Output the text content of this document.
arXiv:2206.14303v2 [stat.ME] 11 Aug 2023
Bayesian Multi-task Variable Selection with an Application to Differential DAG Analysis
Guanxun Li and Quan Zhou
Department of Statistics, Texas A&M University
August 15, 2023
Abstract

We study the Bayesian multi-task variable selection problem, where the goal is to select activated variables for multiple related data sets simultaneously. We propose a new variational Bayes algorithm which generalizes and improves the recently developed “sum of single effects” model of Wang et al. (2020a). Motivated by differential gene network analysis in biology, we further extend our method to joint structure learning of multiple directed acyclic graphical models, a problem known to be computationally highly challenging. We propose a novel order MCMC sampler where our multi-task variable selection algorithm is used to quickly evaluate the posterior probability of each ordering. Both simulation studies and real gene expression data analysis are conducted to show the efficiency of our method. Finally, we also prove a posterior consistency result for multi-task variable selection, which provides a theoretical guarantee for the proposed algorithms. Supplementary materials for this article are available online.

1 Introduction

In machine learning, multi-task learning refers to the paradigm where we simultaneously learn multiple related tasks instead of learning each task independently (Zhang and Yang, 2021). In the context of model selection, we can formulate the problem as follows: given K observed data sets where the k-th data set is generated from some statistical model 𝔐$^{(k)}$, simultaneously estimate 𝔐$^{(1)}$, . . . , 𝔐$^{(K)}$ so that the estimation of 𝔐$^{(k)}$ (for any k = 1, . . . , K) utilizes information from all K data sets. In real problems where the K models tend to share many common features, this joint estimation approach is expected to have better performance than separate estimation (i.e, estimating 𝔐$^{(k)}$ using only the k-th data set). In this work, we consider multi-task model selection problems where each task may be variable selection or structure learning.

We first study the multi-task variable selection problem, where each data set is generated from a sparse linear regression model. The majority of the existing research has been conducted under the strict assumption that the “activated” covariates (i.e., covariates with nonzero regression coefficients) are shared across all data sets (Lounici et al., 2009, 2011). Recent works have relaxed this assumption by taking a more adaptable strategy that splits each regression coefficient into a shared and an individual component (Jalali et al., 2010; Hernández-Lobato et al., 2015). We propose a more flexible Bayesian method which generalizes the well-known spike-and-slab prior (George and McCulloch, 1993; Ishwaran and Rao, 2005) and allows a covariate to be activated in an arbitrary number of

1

| EXERCISE DESCRIPTION |
Copy out each entry exactly, leaving nothing out.

| ANSWER TO THIS PROBLEM |
Output the text content of this document.
arXiv:2206.14303v2 [stat.ME] 11 Aug 2023
Bayesian Multi-task Variable Selection with an Application to Differential DAG Analysis
Guanxun Li and Quan Zhou
Department of Statistics, Texas A&M University
August 15, 2023
Abstract

We study the Bayesian multi-task variable selection problem, where the goal is to select activated variables for multiple related data sets simultaneously. We propose a new variational Bayes algorithm which generalizes and improves the recently developed “sum of single effects” model of Wang et al. (2020a). Motivated by differential gene network analysis in biology, we further extend our method to joint structure learning of multiple directed acyclic graphical models, a problem known to be computationally highly challenging. We propose a novel order MCMC sampler where our multi-task variable selection algorithm is used to quickly evaluate the posterior probability of each ordering. Both simulation studies and real gene expression data analysis are conducted to show the efficiency of our method. Finally, we also prove a posterior consistency result for multi-task variable selection, which provides a theoretical guarantee for the proposed algorithms. Supplementary materials for this article are available online.

1 Introduction

In machine learning, multi-task learning refers to the paradigm where we simultaneously learn multiple related tasks instead of learning each task independently (Zhang and Yang, 2021). In the context of model selection, we can formulate the problem as follows: given K observed data sets where the k-th data set is generated from some statistical model 𝔐$^{(k)}$, simultaneously estimate 𝔐$^{(1)}$, . . . , 𝔐$^{(K)}$ so that the estimation of 𝔐$^{(k)}$ (for any k = 1, . . . , K) utilizes information from all K data sets. In real problems where the K models tend to share many common features, this joint estimation approach is expected to have better performance than separate estimation (i.e, estimating 𝔐$^{(k)}$ using only the k-th data set). In this work, we consider multi-task model selection problems where each task may be variable selection or structure learning.

We first study the multi-task variable selection problem, where each data set is generated from a sparse linear regression model. The majority of the existing research has been conducted under the strict assumption that the “activated” covariates (i.e., covariates with nonzero regression coefficients) are shared across all data sets (Lounici et al., 2009, 2011). Recent works have relaxed this assumption by taking a more adaptable strategy that splits each regression coefficient into a shared and an individual component (Jalali et al., 2010; Hernández-Lobato et al., 2015). We propose a more flexible Bayesian method which generalizes the well-known spike-and-slab prior (George and McCulloch, 1993; Ishwaran and Rao, 2005) and allows a covariate to be activated in an arbitrary number of

1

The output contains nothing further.